(Records that describe figures)
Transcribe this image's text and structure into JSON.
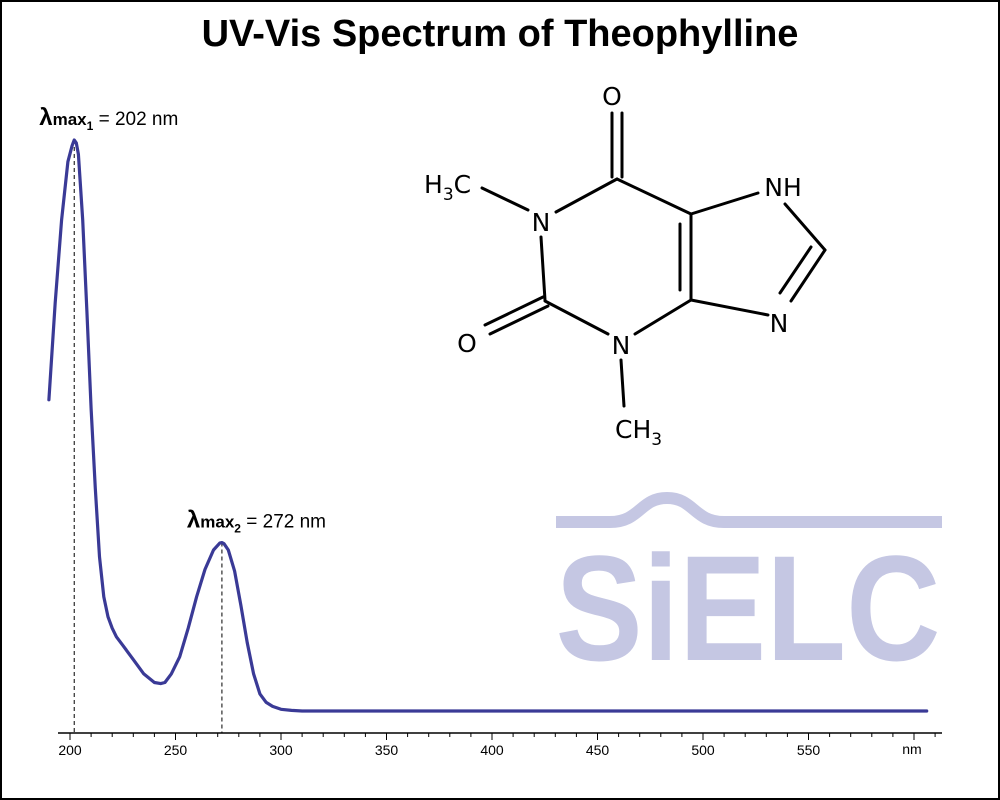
{
  "chart_data": {
    "type": "line",
    "title": "UV-Vis Spectrum of Theophylline",
    "xlabel": "nm",
    "ylabel": "",
    "xlim": [
      190,
      1000
    ],
    "ylim": [
      0,
      1
    ],
    "x_ticks": [
      200,
      250,
      300,
      350,
      400,
      450,
      500,
      550
    ],
    "x_tick_labels": [
      "200",
      "250",
      "300",
      "350",
      "400",
      "450",
      "500",
      "550"
    ],
    "grid": false,
    "series": [
      {
        "color": "#3a3a96",
        "x": [
          190,
          193,
          196,
          199,
          201,
          202,
          203,
          204,
          206,
          208,
          210,
          212,
          214,
          216,
          218,
          220,
          222,
          225,
          230,
          235,
          240,
          243,
          245,
          248,
          252,
          256,
          260,
          264,
          268,
          271,
          272,
          273,
          275,
          278,
          281,
          284,
          287,
          290,
          293,
          296,
          300,
          305,
          310,
          400,
          500,
          600,
          606
        ],
        "y": [
          0.545,
          0.715,
          0.86,
          0.962,
          0.99,
          1.0,
          0.995,
          0.975,
          0.86,
          0.7,
          0.53,
          0.39,
          0.27,
          0.2,
          0.165,
          0.145,
          0.13,
          0.115,
          0.09,
          0.065,
          0.05,
          0.048,
          0.05,
          0.065,
          0.095,
          0.145,
          0.2,
          0.248,
          0.282,
          0.294,
          0.295,
          0.293,
          0.282,
          0.245,
          0.185,
          0.12,
          0.065,
          0.03,
          0.015,
          0.008,
          0.003,
          0.001,
          0.0,
          0.0,
          0.0,
          0.0,
          0.0
        ]
      }
    ],
    "annotations": [
      {
        "prefix": "λ",
        "sub": "max",
        "index": "1",
        "text": " = 202 nm",
        "x": 202,
        "y": 1.0
      },
      {
        "prefix": "λ",
        "sub": "max",
        "index": "2",
        "text": " = 272 nm",
        "x": 272,
        "y": 0.295
      }
    ]
  },
  "molecule": {
    "atom_O_top": "O",
    "atom_O_left": "O",
    "atom_N1": "N",
    "atom_N3": "N",
    "atom_NH": "NH",
    "atom_N9": "N",
    "methyl_left_H": "H",
    "methyl_left_sub": "3",
    "methyl_left_C": "C",
    "methyl_bottom_CH": "CH",
    "methyl_bottom_sub": "3"
  },
  "watermark": {
    "text": "SiELC",
    "color": "#c5c7e3"
  }
}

_Stated problem:_ Write out all the entries word for word, but skip any images.

_Answer to the problem:_
Transcribe this image's text and structure into JSON.
{
  "chart_data": {
    "type": "line",
    "title": "UV-Vis Spectrum of Theophylline",
    "xlabel": "nm",
    "ylabel": "",
    "xlim": [
      190,
      1000
    ],
    "ylim": [
      0,
      1
    ],
    "x_ticks": [
      200,
      250,
      300,
      350,
      400,
      450,
      500,
      550
    ],
    "x_tick_labels": [
      "200",
      "250",
      "300",
      "350",
      "400",
      "450",
      "500",
      "550"
    ],
    "grid": false,
    "series": [
      {
        "color": "#3a3a96",
        "x": [
          190,
          193,
          196,
          199,
          201,
          202,
          203,
          204,
          206,
          208,
          210,
          212,
          214,
          216,
          218,
          220,
          222,
          225,
          230,
          235,
          240,
          243,
          245,
          248,
          252,
          256,
          260,
          264,
          268,
          271,
          272,
          273,
          275,
          278,
          281,
          284,
          287,
          290,
          293,
          296,
          300,
          305,
          310,
          400,
          500,
          600,
          606
        ],
        "y": [
          0.545,
          0.715,
          0.86,
          0.962,
          0.99,
          1.0,
          0.995,
          0.975,
          0.86,
          0.7,
          0.53,
          0.39,
          0.27,
          0.2,
          0.165,
          0.145,
          0.13,
          0.115,
          0.09,
          0.065,
          0.05,
          0.048,
          0.05,
          0.065,
          0.095,
          0.145,
          0.2,
          0.248,
          0.282,
          0.294,
          0.295,
          0.293,
          0.282,
          0.245,
          0.185,
          0.12,
          0.065,
          0.03,
          0.015,
          0.008,
          0.003,
          0.001,
          0.0,
          0.0,
          0.0,
          0.0,
          0.0
        ]
      }
    ],
    "annotations": [
      {
        "prefix": "λ",
        "sub": "max",
        "index": "1",
        "text": " = 202 nm",
        "x": 202,
        "y": 1.0
      },
      {
        "prefix": "λ",
        "sub": "max",
        "index": "2",
        "text": " = 272 nm",
        "x": 272,
        "y": 0.295
      }
    ]
  },
  "molecule": {
    "atom_O_top": "O",
    "atom_O_left": "O",
    "atom_N1": "N",
    "atom_N3": "N",
    "atom_NH": "NH",
    "atom_N9": "N",
    "methyl_left_H": "H",
    "methyl_left_sub": "3",
    "methyl_left_C": "C",
    "methyl_bottom_CH": "CH",
    "methyl_bottom_sub": "3"
  },
  "watermark": {
    "text": "SiELC",
    "color": "#c5c7e3"
  }
}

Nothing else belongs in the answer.